Work instructions - Every record should be repeated exactly, except that pictures are left out.

Data to process -

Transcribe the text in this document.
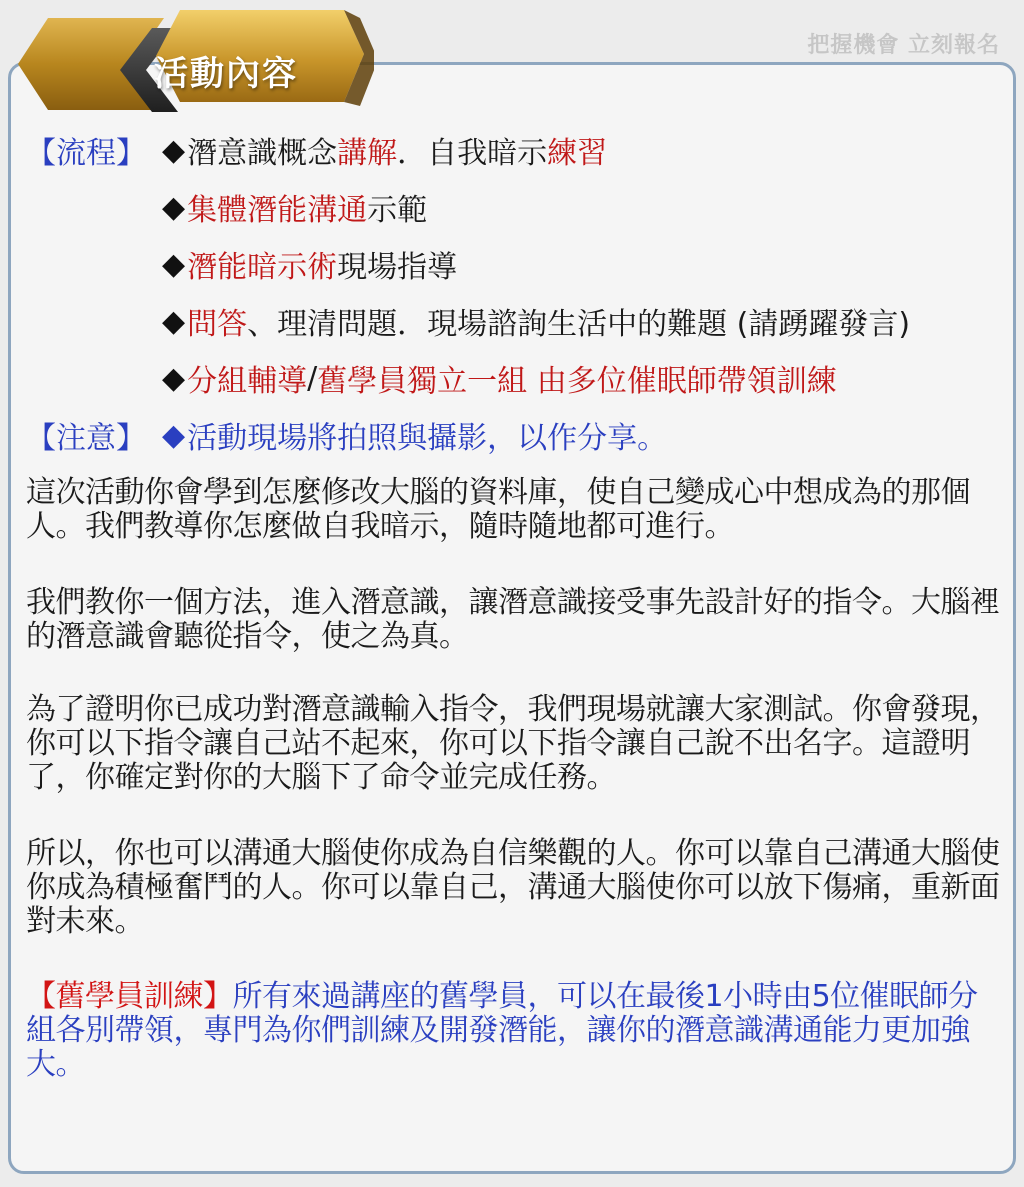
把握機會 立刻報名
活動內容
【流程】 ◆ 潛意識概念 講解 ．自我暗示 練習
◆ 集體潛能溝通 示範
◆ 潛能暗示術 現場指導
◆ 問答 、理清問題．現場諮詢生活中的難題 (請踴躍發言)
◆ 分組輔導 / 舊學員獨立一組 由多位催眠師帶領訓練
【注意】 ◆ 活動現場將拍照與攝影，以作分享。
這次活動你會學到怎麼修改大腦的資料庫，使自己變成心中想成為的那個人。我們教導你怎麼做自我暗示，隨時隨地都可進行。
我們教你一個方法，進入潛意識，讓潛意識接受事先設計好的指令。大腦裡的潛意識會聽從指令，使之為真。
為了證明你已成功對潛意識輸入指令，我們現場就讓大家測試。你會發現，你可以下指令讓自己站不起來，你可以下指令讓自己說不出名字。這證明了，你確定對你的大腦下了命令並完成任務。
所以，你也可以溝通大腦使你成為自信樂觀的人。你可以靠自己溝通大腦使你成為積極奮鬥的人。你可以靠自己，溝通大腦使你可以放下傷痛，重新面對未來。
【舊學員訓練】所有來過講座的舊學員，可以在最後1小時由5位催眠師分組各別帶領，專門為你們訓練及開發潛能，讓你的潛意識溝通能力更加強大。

Expected answer -
Transcribe the text in this document.
把握機會 立刻報名
活動內容
【流程】 ◆ 潛意識概念 講解 ．自我暗示 練習
◆ 集體潛能溝通 示範
◆ 潛能暗示術 現場指導
◆ 問答 、理清問題．現場諮詢生活中的難題 (請踴躍發言)
◆ 分組輔導 / 舊學員獨立一組 由多位催眠師帶領訓練
【注意】 ◆ 活動現場將拍照與攝影，以作分享。
這次活動你會學到怎麼修改大腦的資料庫，使自己變成心中想成為的那個人。我們教導你怎麼做自我暗示，隨時隨地都可進行。
我們教你一個方法，進入潛意識，讓潛意識接受事先設計好的指令。大腦裡的潛意識會聽從指令，使之為真。
為了證明你已成功對潛意識輸入指令，我們現場就讓大家測試。你會發現，你可以下指令讓自己站不起來，你可以下指令讓自己說不出名字。這證明了，你確定對你的大腦下了命令並完成任務。
所以，你也可以溝通大腦使你成為自信樂觀的人。你可以靠自己溝通大腦使你成為積極奮鬥的人。你可以靠自己，溝通大腦使你可以放下傷痛，重新面對未來。
【舊學員訓練】所有來過講座的舊學員，可以在最後1小時由5位催眠師分組各別帶領，專門為你們訓練及開發潛能，讓你的潛意識溝通能力更加強大。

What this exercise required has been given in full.